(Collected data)

(begin)

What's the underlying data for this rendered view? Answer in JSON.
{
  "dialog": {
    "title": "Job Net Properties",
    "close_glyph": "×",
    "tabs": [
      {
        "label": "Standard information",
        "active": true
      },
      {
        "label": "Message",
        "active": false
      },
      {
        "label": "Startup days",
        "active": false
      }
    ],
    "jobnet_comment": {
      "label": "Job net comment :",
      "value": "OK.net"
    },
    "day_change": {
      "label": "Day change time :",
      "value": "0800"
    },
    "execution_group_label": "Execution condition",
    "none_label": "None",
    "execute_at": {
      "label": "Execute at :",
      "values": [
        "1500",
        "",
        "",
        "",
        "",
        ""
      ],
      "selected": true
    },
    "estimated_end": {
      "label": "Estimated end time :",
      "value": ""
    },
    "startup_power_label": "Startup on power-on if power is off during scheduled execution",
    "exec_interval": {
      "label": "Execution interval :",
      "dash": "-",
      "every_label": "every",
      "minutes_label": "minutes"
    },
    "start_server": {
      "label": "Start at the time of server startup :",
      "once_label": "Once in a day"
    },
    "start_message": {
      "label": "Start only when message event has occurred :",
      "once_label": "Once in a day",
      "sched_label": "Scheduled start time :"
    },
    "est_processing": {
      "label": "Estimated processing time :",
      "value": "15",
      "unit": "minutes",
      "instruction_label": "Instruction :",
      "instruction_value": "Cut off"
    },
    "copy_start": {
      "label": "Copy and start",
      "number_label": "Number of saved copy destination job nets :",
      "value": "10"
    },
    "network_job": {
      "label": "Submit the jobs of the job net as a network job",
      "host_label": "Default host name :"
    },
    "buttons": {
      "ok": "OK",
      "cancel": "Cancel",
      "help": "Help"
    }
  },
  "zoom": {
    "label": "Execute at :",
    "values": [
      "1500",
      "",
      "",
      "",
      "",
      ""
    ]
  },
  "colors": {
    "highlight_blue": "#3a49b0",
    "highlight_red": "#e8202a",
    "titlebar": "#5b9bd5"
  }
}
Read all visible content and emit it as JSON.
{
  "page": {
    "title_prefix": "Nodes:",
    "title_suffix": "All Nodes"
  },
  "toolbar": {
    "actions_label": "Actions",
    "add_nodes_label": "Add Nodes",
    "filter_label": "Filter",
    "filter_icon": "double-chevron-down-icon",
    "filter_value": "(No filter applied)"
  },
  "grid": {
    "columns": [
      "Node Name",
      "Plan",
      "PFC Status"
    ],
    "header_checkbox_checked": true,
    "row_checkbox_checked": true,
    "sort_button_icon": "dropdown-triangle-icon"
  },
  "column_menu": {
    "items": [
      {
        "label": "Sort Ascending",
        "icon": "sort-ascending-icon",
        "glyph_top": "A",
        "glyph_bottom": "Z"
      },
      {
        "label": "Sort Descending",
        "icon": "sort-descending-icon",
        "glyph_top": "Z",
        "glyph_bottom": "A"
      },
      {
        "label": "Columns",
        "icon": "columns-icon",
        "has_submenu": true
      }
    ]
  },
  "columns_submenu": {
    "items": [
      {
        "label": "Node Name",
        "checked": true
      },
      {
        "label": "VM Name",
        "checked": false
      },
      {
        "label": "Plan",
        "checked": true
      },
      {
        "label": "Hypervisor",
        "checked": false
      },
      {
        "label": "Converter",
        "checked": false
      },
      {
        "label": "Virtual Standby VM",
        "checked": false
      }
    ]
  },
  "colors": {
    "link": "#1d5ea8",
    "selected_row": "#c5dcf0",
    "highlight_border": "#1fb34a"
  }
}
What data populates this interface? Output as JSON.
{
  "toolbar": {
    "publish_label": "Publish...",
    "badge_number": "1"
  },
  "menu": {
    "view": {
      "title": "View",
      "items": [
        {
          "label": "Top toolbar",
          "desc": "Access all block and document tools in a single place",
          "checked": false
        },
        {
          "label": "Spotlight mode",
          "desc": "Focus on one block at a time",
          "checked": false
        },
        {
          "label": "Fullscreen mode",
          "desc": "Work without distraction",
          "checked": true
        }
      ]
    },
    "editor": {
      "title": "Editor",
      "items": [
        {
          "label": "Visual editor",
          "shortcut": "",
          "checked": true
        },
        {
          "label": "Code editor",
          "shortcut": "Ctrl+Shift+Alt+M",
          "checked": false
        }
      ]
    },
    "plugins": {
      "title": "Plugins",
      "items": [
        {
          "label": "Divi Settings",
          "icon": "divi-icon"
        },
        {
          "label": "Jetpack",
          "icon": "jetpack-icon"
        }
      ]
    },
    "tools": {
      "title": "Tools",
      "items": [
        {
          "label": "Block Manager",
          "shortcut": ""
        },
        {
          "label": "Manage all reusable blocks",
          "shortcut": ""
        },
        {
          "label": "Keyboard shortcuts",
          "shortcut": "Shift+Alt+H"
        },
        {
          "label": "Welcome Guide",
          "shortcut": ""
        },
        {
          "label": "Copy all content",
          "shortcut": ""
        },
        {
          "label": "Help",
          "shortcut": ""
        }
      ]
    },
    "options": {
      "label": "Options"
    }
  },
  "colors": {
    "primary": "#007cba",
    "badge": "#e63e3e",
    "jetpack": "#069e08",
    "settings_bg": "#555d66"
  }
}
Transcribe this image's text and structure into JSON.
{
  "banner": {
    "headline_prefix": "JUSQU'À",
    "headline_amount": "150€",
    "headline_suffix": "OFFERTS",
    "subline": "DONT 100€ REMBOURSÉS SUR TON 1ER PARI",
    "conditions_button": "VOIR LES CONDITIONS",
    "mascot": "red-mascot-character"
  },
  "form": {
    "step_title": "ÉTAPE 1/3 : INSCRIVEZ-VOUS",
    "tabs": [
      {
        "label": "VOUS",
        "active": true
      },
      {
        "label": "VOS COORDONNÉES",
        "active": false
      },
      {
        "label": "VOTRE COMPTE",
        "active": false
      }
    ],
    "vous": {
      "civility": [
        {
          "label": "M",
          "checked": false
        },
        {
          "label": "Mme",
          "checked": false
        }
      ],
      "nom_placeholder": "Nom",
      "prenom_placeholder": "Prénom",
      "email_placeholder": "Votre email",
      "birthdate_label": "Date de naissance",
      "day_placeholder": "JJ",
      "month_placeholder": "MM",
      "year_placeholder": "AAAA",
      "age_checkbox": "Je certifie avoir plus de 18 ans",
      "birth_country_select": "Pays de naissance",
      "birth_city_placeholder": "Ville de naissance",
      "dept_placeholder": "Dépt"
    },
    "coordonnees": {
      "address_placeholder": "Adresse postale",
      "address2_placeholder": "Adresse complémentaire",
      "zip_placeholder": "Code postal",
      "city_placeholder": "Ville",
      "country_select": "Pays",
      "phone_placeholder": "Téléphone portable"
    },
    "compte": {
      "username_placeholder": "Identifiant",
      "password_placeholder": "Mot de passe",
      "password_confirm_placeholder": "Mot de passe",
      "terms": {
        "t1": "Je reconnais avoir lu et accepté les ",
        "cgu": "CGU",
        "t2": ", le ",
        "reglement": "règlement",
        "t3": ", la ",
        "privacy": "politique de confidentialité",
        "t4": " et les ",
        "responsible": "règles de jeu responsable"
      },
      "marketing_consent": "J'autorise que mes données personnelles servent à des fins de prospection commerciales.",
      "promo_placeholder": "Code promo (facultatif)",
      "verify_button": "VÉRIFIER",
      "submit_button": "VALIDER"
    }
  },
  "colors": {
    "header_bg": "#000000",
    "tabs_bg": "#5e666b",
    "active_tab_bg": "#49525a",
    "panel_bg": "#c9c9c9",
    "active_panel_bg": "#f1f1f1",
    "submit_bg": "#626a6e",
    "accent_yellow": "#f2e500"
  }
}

(end)

TASK PROMPT.
Note every line above where the string "true" shows up, and copy those lines.

THE RESPONSE.
        "active": true
      "selected": true
    "header_checkbox_checked": true,
    "row_checkbox_checked": true,
        "has_submenu": true
        "checked": true
        "checked": true
          "checked": true
          "checked": true
        "active": true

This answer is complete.